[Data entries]
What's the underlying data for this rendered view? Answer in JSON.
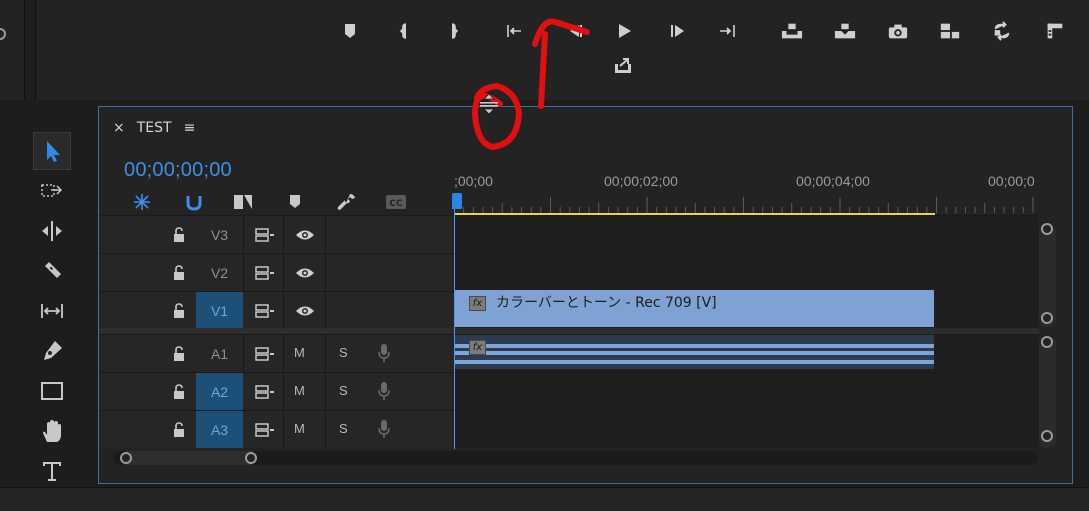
{
  "program_monitor": {
    "controls": [
      {
        "name": "add-marker",
        "icon": "marker-icon"
      },
      {
        "name": "mark-in",
        "icon": "mark-in-icon"
      },
      {
        "name": "mark-out",
        "icon": "mark-out-icon"
      },
      {
        "name": "go-to-in",
        "icon": "go-to-in-icon"
      },
      {
        "name": "step-back",
        "icon": "step-back-icon"
      },
      {
        "name": "play",
        "icon": "play-icon"
      },
      {
        "name": "step-forward",
        "icon": "step-forward-icon"
      },
      {
        "name": "go-to-out",
        "icon": "go-to-out-icon"
      },
      {
        "name": "lift",
        "icon": "lift-icon"
      },
      {
        "name": "extract",
        "icon": "extract-icon"
      },
      {
        "name": "export-frame",
        "icon": "camera-icon"
      },
      {
        "name": "insert",
        "icon": "insert-icon"
      },
      {
        "name": "overwrite",
        "icon": "overwrite-icon"
      },
      {
        "name": "trim",
        "icon": "trim-icon"
      },
      {
        "name": "export-media",
        "icon": "export-icon"
      }
    ]
  },
  "timeline": {
    "close_symbol": "×",
    "sequence_name": "TEST",
    "menu_symbol": "≡",
    "timecode": "00;00;00;00",
    "ruler": [
      ";00;00",
      "00;00;02;00",
      "00;00;04;00",
      "00;00;0"
    ],
    "video_tracks": [
      {
        "name": "V3",
        "targeted": false
      },
      {
        "name": "V2",
        "targeted": false
      },
      {
        "name": "V1",
        "targeted": true
      }
    ],
    "audio_tracks": [
      {
        "name": "A1",
        "targeted": false,
        "mute": "M",
        "solo": "S"
      },
      {
        "name": "A2",
        "targeted": true,
        "mute": "M",
        "solo": "S"
      },
      {
        "name": "A3",
        "targeted": true,
        "mute": "M",
        "solo": "S"
      }
    ],
    "clips": {
      "video_clip_label": "カラーバーとトーン - Rec 709 [V]",
      "fx_badge": "fx"
    }
  },
  "colors": {
    "timecode": "#3d8ee6",
    "panel_border": "#3f6fa8",
    "video_clip": "#7ea2d3",
    "work_area": "#e8d53a",
    "annotation": "#e01010"
  }
}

--- To be done ---
Reproduce each line exactly, please, except for any pictures.

--- Answer to the problem ---
What's the underlying data for this rendered view? Answer in JSON.
{
  "program_monitor": {
    "controls": [
      {
        "name": "add-marker",
        "icon": "marker-icon"
      },
      {
        "name": "mark-in",
        "icon": "mark-in-icon"
      },
      {
        "name": "mark-out",
        "icon": "mark-out-icon"
      },
      {
        "name": "go-to-in",
        "icon": "go-to-in-icon"
      },
      {
        "name": "step-back",
        "icon": "step-back-icon"
      },
      {
        "name": "play",
        "icon": "play-icon"
      },
      {
        "name": "step-forward",
        "icon": "step-forward-icon"
      },
      {
        "name": "go-to-out",
        "icon": "go-to-out-icon"
      },
      {
        "name": "lift",
        "icon": "lift-icon"
      },
      {
        "name": "extract",
        "icon": "extract-icon"
      },
      {
        "name": "export-frame",
        "icon": "camera-icon"
      },
      {
        "name": "insert",
        "icon": "insert-icon"
      },
      {
        "name": "overwrite",
        "icon": "overwrite-icon"
      },
      {
        "name": "trim",
        "icon": "trim-icon"
      },
      {
        "name": "export-media",
        "icon": "export-icon"
      }
    ]
  },
  "timeline": {
    "close_symbol": "×",
    "sequence_name": "TEST",
    "menu_symbol": "≡",
    "timecode": "00;00;00;00",
    "ruler": [
      ";00;00",
      "00;00;02;00",
      "00;00;04;00",
      "00;00;0"
    ],
    "video_tracks": [
      {
        "name": "V3",
        "targeted": false
      },
      {
        "name": "V2",
        "targeted": false
      },
      {
        "name": "V1",
        "targeted": true
      }
    ],
    "audio_tracks": [
      {
        "name": "A1",
        "targeted": false,
        "mute": "M",
        "solo": "S"
      },
      {
        "name": "A2",
        "targeted": true,
        "mute": "M",
        "solo": "S"
      },
      {
        "name": "A3",
        "targeted": true,
        "mute": "M",
        "solo": "S"
      }
    ],
    "clips": {
      "video_clip_label": "カラーバーとトーン - Rec 709 [V]",
      "fx_badge": "fx"
    }
  },
  "colors": {
    "timecode": "#3d8ee6",
    "panel_border": "#3f6fa8",
    "video_clip": "#7ea2d3",
    "work_area": "#e8d53a",
    "annotation": "#e01010"
  }
}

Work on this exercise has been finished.